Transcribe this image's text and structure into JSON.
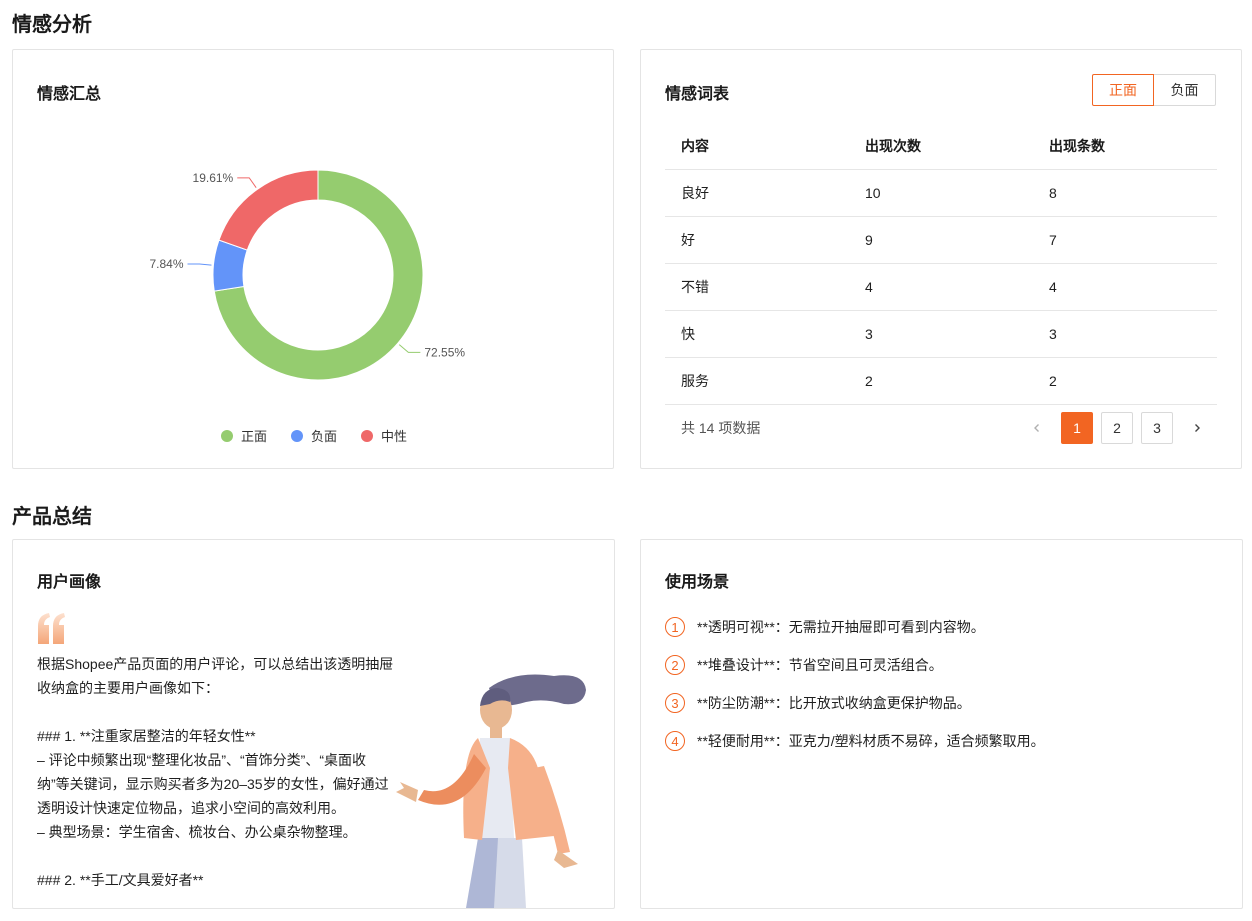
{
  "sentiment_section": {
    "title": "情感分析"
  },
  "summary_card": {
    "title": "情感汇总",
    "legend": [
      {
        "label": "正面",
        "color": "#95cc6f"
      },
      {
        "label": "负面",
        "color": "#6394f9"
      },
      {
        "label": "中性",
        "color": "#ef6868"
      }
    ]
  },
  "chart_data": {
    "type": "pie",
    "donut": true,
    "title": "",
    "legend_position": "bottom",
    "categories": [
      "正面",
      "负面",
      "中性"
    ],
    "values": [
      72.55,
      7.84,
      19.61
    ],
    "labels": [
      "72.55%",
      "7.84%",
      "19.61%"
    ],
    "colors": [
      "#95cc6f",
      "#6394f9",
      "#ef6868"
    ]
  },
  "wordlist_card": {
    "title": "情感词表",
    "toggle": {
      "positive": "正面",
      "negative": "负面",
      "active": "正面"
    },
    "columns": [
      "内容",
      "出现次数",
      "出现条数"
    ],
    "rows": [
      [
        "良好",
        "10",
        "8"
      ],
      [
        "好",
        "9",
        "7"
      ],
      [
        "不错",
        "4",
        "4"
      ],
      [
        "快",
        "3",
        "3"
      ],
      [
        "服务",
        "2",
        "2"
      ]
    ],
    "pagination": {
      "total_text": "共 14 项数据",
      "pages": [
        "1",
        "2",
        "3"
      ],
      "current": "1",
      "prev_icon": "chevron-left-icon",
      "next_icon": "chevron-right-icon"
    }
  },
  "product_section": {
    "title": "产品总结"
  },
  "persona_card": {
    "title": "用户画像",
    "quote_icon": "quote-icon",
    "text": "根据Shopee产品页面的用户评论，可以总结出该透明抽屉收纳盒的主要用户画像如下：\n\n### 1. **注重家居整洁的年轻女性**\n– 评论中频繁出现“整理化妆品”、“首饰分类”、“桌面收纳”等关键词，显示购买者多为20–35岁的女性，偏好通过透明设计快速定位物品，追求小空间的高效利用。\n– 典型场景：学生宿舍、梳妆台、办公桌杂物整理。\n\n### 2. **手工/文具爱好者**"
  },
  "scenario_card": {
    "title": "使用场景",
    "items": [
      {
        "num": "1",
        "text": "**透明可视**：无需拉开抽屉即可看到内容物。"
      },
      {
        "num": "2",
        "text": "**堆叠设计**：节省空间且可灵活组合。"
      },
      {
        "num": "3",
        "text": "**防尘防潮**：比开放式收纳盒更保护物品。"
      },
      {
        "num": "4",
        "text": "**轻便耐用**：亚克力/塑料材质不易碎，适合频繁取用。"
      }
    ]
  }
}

____

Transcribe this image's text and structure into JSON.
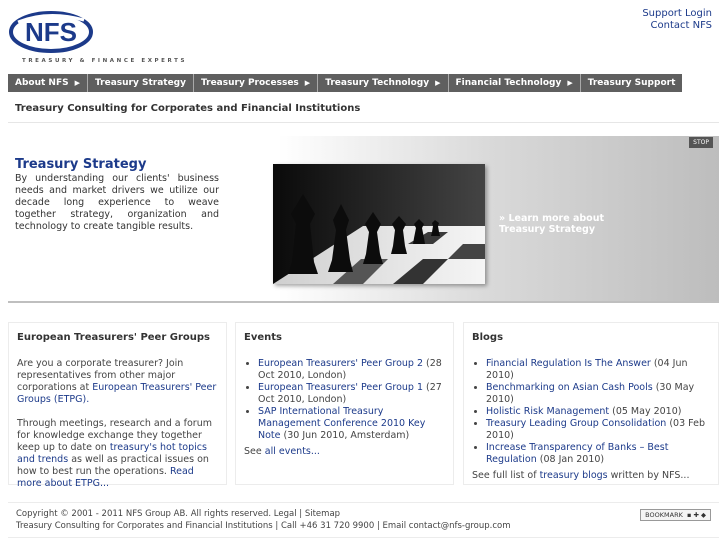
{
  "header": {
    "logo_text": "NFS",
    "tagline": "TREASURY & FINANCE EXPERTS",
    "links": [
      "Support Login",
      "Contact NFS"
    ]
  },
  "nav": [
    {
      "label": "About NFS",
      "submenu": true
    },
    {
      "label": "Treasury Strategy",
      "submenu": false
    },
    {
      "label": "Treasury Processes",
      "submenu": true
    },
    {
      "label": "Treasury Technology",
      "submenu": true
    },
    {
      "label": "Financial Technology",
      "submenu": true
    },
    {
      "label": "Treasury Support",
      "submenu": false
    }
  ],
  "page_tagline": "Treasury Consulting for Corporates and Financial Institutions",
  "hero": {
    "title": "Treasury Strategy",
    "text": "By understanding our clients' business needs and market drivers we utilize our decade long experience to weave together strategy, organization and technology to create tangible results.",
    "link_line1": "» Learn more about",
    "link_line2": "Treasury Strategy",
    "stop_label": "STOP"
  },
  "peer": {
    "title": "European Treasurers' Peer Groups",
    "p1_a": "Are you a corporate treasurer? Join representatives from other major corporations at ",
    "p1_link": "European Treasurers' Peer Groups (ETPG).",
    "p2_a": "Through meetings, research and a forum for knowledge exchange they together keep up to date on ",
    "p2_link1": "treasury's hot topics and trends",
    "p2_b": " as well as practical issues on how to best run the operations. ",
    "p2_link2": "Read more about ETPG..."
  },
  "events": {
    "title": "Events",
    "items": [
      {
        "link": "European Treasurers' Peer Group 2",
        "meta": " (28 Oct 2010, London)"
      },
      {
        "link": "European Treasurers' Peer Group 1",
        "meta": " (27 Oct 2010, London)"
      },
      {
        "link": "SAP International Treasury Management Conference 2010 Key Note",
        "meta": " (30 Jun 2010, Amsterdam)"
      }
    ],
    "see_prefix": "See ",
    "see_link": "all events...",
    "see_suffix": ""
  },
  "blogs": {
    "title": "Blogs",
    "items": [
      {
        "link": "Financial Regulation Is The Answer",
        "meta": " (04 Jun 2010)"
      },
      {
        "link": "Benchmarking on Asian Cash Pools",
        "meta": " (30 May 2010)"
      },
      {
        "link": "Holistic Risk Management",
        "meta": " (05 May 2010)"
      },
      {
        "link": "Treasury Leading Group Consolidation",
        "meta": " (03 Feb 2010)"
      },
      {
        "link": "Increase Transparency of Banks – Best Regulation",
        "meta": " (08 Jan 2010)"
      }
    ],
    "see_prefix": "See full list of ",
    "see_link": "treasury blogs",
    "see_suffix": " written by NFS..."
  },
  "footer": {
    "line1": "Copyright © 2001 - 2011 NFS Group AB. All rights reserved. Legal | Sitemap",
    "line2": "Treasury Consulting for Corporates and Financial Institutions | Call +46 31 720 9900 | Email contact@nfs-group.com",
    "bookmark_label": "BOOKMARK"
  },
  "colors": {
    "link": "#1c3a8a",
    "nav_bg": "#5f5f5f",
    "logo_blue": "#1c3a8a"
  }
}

____

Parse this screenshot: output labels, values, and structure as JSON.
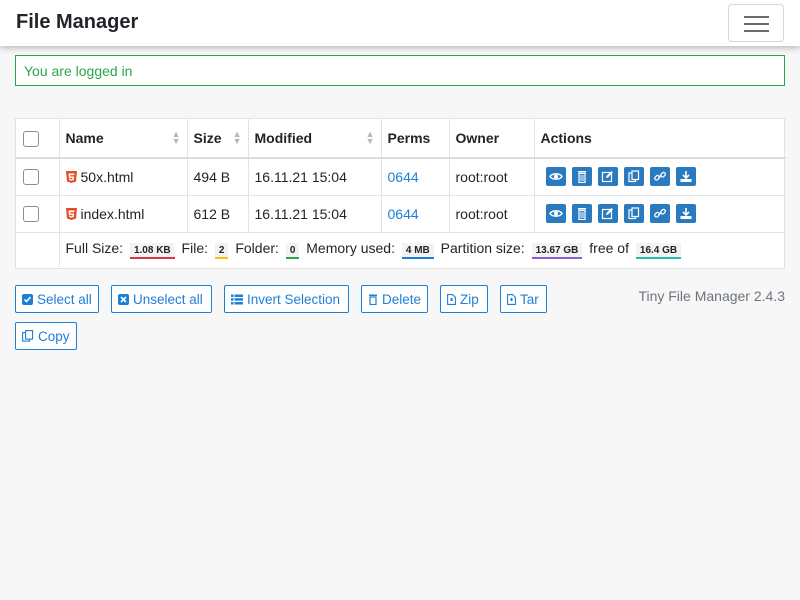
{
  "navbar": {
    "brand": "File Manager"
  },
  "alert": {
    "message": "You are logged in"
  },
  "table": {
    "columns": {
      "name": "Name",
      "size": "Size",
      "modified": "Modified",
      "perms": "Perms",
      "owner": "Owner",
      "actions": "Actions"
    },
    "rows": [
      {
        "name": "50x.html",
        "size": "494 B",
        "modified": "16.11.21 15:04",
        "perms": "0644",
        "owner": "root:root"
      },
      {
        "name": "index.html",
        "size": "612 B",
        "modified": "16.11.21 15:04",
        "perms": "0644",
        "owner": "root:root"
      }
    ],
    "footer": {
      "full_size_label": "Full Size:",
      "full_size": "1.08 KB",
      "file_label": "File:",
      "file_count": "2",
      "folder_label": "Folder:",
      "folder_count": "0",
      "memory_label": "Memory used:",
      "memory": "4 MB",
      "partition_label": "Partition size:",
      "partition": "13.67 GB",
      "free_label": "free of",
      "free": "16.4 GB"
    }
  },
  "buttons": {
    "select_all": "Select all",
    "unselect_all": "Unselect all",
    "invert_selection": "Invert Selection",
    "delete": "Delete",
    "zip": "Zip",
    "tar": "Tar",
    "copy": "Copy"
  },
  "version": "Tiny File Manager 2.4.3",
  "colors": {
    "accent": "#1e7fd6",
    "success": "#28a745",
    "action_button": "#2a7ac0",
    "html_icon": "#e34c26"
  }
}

____

# Task goal
Check each line above for the word "labels", and copy the lines where it appears.

# Answer to this problem
    "labels": [
Parse this screenshot: output labels, values, and structure as JSON.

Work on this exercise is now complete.